__OBJETIVO DA TAREFA__.
Transcreva sem alterações o trecho do texto sobre arte no espaço público que começa em "Num tempo em" e vai até "una a todos.".

Desde o início da pandemia de Covid-19, governos de todo o mundo pediram às populações para que ficassem em casa, com o objectivo de achatar a curva de novos contágios. Sem pessoas, as cidades ficaram vazias num cenário nunca antes visto e, um pouco por todo o lado, a arte no espaço público, que encontrava nas ruas o seu espectador, ficou, também ela, em isolamento. Enquanto estivemos privados de viver as ruas, pôde a arte na cidade dar-nos algum conforto?

ARTE EM ESPAÇO PÚBLICO: UMA PLATAFORMA DE ESPERANÇA

O isolamento social que esta pandemia nos impôs trouxe consigo novas prioridades: a prestação de cuidados de saúde a quem não escapa ao vírus; o combate à propagação do mesmo, através do reforço dos investimentos em higiene e segurança, também dos espaços públicos e comuns; e o socorro financeiro dos que perderam rendimentos, protegendo empregos e futuros. Neste contexto, porque é que afirmamos que continua a ser indispensável o investimento em cultura e, nomeadamente, na presença de novas obras de arte em espaço público?

A 10 de Novembro de 1848, perante a proposta dos ministros franceses em cortar os financiamentos à cultura, Victor Hugo (1802-1885), autor de obras imortais como O último dia de um condenado à morte ou Os Miseráveis, profere um discurso de enorme actualidade que nos ajuda a compreender o porquê, principalmente em momentos de crise, de o investimento no sector dever ser reforçado e não o contrário, procurando evitar que “a sociedade se precipite no abismo da ignorância”, questionando, em jeito de alerta: ao pensar-se “exclusivamente na vida material, quem se ocupará de acender os archotes para as mentes?”(1). Em A Utilidade do Inútil, Nuccio Ordine transcreve-o:

“Mas se quero ardentemente, apaixonadamente, o pão para o operário, o pão para o trabalhador que é meu irmão, a par com o pão para a vida quero pão para o pensamento, que também é o pão da vida. Quero multiplicar o pão do espírito, tal como o pão do corpo”.

Num tempo em que o trabalho nos separa e divide e a solidão nos pesa, ao contrário do que acontecia na Antiguidade Clássica, em que as cidades eram pensadas como organismos de encontro e de decisão vivos, a arte – um excesso vital (2)– vai consistir em saber celebrar um nada que nos una a todos.

__DADOS FORNECIDOS__.
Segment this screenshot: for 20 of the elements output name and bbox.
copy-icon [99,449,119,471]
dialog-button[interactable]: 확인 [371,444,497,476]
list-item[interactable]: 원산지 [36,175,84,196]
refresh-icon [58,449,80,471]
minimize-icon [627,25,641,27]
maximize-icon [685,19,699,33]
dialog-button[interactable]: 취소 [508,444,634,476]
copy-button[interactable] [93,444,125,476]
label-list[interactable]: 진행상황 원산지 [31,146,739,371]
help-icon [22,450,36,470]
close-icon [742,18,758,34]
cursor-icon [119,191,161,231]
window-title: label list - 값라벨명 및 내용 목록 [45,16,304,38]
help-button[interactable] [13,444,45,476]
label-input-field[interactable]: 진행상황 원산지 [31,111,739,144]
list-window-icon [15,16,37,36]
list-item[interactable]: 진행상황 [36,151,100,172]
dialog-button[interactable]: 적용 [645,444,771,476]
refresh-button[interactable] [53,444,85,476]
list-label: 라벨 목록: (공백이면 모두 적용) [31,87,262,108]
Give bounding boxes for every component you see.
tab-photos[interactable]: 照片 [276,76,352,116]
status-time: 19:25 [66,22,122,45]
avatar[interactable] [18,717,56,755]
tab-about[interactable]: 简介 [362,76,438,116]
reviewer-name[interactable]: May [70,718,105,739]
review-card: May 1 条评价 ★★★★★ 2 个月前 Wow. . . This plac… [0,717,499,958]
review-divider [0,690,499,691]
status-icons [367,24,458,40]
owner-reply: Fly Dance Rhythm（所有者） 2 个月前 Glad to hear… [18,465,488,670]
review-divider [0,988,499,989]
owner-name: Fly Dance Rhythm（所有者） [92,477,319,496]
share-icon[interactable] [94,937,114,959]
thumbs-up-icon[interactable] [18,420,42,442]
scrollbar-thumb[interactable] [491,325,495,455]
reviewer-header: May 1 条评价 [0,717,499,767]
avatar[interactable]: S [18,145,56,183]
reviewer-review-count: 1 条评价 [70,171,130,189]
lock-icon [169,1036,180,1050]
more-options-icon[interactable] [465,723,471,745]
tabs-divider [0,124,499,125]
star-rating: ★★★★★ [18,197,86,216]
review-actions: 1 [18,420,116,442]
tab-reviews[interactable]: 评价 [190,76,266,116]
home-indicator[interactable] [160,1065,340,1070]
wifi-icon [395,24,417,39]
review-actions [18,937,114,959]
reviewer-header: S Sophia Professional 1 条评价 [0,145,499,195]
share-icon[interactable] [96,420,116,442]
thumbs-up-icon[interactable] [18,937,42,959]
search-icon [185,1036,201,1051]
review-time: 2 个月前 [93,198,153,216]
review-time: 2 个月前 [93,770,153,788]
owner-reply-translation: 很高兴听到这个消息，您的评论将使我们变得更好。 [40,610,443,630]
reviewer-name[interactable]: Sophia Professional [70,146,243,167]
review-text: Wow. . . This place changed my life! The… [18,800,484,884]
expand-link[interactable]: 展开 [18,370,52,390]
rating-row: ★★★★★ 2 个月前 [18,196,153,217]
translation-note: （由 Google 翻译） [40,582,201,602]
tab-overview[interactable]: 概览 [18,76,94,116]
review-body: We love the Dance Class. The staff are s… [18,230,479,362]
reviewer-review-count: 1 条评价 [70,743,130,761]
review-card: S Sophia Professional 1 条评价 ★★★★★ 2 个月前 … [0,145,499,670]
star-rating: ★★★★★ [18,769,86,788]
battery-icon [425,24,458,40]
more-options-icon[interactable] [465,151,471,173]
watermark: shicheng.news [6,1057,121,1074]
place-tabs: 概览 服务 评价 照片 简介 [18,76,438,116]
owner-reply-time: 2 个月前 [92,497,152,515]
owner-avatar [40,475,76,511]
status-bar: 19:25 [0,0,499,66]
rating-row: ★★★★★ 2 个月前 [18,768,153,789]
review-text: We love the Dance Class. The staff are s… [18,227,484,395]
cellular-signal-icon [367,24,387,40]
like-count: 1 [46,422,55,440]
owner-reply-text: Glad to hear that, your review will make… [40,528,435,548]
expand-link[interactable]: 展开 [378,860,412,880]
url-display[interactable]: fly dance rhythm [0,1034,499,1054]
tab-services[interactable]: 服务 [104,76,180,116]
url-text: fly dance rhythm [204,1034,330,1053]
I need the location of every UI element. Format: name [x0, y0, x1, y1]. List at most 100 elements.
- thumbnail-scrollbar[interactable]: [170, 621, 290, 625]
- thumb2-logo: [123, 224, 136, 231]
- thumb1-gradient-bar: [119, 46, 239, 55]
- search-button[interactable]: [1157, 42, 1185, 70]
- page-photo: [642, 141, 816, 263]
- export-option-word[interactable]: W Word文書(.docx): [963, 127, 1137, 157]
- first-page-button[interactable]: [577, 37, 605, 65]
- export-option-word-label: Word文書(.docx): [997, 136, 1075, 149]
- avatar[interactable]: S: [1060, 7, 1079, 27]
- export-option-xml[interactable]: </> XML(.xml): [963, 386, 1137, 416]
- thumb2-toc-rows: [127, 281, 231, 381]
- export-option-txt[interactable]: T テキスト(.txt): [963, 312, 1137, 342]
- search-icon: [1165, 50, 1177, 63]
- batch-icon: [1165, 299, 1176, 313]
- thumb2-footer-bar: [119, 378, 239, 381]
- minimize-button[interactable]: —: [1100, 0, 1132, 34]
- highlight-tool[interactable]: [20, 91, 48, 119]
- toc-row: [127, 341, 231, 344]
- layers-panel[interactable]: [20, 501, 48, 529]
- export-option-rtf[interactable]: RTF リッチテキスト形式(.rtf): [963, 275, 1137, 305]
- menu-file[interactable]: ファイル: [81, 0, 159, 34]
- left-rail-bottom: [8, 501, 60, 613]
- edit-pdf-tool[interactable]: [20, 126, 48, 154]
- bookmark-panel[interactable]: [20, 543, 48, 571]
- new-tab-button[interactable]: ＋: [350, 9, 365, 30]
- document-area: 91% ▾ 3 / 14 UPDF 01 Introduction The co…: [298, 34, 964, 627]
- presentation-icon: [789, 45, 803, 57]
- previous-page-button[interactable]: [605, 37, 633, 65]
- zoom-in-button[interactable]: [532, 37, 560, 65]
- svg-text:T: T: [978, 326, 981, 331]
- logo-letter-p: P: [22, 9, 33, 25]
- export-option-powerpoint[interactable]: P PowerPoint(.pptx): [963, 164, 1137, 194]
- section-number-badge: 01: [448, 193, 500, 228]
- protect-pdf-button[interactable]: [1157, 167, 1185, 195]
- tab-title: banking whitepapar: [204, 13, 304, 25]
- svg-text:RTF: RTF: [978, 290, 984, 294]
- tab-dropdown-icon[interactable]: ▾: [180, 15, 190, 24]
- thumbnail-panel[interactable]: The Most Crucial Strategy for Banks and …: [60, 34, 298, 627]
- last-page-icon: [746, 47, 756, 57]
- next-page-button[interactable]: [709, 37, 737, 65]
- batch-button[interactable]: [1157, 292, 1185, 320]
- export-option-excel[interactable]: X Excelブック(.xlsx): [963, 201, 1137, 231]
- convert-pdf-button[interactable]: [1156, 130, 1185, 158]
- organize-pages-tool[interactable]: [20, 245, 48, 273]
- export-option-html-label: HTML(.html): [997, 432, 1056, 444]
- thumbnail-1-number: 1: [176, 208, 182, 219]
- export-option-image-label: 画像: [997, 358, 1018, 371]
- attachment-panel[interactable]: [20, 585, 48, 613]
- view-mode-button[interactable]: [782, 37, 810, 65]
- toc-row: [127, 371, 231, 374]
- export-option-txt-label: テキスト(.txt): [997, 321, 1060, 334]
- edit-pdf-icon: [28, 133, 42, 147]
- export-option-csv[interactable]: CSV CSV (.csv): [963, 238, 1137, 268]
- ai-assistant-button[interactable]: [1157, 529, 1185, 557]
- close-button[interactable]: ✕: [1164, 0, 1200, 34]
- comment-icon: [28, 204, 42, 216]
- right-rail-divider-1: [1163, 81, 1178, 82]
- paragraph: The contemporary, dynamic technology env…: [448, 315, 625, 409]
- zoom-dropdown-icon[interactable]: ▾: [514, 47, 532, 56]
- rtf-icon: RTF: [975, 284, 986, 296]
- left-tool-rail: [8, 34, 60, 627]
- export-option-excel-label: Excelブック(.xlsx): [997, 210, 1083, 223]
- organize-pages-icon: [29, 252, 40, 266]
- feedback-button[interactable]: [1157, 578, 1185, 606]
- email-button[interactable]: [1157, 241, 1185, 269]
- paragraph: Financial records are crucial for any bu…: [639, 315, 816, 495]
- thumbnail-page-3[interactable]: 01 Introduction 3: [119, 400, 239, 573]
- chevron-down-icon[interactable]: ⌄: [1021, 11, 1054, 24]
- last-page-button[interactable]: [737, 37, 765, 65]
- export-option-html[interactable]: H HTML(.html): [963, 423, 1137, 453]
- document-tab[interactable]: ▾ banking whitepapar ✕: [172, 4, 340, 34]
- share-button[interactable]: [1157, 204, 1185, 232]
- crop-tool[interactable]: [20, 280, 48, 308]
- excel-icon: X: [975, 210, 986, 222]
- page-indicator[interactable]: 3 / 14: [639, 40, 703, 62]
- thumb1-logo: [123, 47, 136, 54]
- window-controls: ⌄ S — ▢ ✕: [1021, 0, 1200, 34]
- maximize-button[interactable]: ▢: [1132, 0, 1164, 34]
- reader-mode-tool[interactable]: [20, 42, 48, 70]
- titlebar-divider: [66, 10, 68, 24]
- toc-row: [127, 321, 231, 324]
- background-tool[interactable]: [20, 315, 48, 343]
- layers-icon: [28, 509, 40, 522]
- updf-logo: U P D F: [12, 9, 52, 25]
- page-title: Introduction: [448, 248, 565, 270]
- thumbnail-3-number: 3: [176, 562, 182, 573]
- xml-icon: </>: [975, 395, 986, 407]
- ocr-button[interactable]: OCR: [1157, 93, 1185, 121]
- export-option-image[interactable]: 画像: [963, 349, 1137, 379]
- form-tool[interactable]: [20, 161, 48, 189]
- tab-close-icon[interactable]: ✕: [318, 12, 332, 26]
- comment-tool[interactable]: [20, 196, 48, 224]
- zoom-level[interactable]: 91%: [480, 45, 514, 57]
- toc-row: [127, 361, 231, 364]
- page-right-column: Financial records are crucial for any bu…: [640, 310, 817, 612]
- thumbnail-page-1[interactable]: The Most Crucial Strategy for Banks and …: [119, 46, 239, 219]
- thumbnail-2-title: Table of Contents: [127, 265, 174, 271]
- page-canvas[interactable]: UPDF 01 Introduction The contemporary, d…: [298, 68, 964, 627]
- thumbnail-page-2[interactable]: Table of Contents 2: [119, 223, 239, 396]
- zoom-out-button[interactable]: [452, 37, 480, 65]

__RESPOSTA__.
Num tempo em que o trabalho nos separa e divide e a solidão nos pesa, ao contrário do que acontecia na Antiguidade Clássica, em que as cidades eram pensadas como organismos de encontro e de decisão vivos, a arte – um excesso vital (2)– vai consistir em saber celebrar um nada que nos una a todos.